§ WHAT THE EXERCISE ASKS
From the line with "What does this" through the final line, please write out the listing exactly, including both of those lines.

Extracted records:
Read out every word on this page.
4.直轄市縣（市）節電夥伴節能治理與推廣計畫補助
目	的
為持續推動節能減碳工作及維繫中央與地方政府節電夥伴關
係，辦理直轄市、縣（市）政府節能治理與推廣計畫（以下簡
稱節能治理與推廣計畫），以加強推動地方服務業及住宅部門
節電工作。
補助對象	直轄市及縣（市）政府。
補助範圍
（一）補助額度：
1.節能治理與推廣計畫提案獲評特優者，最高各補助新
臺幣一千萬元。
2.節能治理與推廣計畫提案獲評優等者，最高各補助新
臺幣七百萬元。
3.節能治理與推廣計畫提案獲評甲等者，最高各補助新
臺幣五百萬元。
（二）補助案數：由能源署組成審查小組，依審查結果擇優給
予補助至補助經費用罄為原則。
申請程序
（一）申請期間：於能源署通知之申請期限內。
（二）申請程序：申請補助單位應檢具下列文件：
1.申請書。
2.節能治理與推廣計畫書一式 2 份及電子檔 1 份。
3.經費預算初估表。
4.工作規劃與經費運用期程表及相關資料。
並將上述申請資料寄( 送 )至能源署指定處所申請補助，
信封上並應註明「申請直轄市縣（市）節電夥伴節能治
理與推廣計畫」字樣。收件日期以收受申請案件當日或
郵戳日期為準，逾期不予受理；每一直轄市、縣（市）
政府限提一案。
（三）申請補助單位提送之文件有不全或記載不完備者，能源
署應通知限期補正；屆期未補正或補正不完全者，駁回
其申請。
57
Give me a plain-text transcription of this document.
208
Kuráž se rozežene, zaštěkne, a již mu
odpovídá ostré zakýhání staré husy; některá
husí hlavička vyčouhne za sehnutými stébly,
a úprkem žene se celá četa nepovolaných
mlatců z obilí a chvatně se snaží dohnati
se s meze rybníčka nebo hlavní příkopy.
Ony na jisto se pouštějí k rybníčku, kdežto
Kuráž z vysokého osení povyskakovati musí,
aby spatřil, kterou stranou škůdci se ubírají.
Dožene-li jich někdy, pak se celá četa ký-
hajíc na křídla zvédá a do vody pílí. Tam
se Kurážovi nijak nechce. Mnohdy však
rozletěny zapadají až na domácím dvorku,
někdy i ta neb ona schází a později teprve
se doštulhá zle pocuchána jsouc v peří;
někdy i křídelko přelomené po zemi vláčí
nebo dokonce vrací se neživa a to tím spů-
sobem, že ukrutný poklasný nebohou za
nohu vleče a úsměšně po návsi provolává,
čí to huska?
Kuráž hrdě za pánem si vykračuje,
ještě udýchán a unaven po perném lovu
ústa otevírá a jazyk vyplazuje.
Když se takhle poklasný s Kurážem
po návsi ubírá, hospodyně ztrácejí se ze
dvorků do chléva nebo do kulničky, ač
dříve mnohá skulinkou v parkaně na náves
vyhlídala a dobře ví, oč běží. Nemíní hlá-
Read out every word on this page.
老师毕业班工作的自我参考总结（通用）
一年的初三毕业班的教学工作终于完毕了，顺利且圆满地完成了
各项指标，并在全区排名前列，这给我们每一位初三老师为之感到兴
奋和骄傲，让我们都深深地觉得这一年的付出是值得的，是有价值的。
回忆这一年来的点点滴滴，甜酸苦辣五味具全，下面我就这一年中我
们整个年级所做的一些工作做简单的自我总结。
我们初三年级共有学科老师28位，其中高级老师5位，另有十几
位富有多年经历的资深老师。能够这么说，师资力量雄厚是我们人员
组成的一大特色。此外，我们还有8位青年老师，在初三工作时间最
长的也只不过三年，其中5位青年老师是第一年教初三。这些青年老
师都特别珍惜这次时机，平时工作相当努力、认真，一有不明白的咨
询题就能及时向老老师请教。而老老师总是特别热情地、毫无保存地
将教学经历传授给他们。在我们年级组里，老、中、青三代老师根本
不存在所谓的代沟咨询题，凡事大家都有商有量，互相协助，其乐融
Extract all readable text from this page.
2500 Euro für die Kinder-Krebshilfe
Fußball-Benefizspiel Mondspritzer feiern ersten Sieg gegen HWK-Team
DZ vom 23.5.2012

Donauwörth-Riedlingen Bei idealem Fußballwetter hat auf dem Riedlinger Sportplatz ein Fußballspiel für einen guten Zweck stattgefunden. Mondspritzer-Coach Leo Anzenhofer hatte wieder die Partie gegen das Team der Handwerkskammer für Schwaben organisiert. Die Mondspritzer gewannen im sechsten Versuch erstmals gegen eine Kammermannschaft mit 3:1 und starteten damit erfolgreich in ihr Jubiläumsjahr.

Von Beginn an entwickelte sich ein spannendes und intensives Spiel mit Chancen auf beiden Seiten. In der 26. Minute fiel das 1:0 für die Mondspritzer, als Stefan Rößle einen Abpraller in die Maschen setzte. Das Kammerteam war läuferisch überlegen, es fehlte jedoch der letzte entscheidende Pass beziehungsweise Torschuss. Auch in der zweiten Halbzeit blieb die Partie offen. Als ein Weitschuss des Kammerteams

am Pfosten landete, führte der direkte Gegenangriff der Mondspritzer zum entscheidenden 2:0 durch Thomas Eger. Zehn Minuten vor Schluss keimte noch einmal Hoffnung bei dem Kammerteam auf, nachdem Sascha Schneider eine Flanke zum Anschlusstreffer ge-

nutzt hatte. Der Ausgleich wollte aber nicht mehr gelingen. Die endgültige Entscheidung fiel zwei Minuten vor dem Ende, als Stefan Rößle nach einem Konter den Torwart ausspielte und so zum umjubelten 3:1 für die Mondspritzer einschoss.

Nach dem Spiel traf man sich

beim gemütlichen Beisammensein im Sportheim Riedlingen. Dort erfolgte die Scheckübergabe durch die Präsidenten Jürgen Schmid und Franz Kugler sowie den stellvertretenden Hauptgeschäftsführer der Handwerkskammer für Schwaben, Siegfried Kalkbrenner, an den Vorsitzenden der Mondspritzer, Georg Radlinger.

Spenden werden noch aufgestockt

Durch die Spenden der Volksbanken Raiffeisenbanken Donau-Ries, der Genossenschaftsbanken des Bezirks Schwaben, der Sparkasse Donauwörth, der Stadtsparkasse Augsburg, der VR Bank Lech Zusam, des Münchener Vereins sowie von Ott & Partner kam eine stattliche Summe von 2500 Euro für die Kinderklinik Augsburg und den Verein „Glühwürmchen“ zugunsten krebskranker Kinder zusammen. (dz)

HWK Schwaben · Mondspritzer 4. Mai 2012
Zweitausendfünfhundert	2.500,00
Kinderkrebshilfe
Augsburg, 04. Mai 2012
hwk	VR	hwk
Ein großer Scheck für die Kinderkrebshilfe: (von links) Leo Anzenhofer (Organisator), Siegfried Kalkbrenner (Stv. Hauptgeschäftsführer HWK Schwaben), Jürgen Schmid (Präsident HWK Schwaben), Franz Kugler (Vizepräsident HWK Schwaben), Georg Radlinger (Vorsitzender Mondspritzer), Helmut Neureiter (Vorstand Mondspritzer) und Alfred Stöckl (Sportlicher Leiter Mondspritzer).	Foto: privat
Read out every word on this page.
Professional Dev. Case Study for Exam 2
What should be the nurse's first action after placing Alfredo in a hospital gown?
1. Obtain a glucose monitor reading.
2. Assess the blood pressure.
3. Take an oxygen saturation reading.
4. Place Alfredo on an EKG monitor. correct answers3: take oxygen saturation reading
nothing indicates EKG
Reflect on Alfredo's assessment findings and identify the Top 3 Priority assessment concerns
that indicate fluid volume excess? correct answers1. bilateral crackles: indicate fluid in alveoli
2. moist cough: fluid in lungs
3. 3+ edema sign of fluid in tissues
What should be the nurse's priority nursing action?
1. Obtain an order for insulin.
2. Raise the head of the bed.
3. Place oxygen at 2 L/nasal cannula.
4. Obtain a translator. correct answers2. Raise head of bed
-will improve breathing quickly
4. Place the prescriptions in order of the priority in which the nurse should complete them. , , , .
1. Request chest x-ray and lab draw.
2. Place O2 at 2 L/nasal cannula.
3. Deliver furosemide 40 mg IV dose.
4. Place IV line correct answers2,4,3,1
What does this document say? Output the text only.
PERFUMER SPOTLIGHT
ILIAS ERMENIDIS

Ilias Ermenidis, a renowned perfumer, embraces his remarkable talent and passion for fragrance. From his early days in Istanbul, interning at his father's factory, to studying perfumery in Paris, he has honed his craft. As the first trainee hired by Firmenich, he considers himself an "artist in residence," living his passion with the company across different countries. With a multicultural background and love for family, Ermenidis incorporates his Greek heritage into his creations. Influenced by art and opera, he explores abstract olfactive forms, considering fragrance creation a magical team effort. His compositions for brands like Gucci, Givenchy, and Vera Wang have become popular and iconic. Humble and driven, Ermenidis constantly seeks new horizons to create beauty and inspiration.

§ RESPONSE TO THIS EXERCISE
What does this document say? Output the text only.
PERFUMER SPOTLIGHT
ILIAS ERMENIDIS

Ilias Ermenidis, a renowned perfumer, embraces his remarkable talent and passion for fragrance. From his early days in Istanbul, interning at his father's factory, to studying perfumery in Paris, he has honed his craft. As the first trainee hired by Firmenich, he considers himself an "artist in residence," living his passion with the company across different countries. With a multicultural background and love for family, Ermenidis incorporates his Greek heritage into his creations. Influenced by art and opera, he explores abstract olfactive forms, considering fragrance creation a magical team effort. His compositions for brands like Gucci, Givenchy, and Vera Wang have become popular and iconic. Humble and driven, Ermenidis constantly seeks new horizons to create beauty and inspiration.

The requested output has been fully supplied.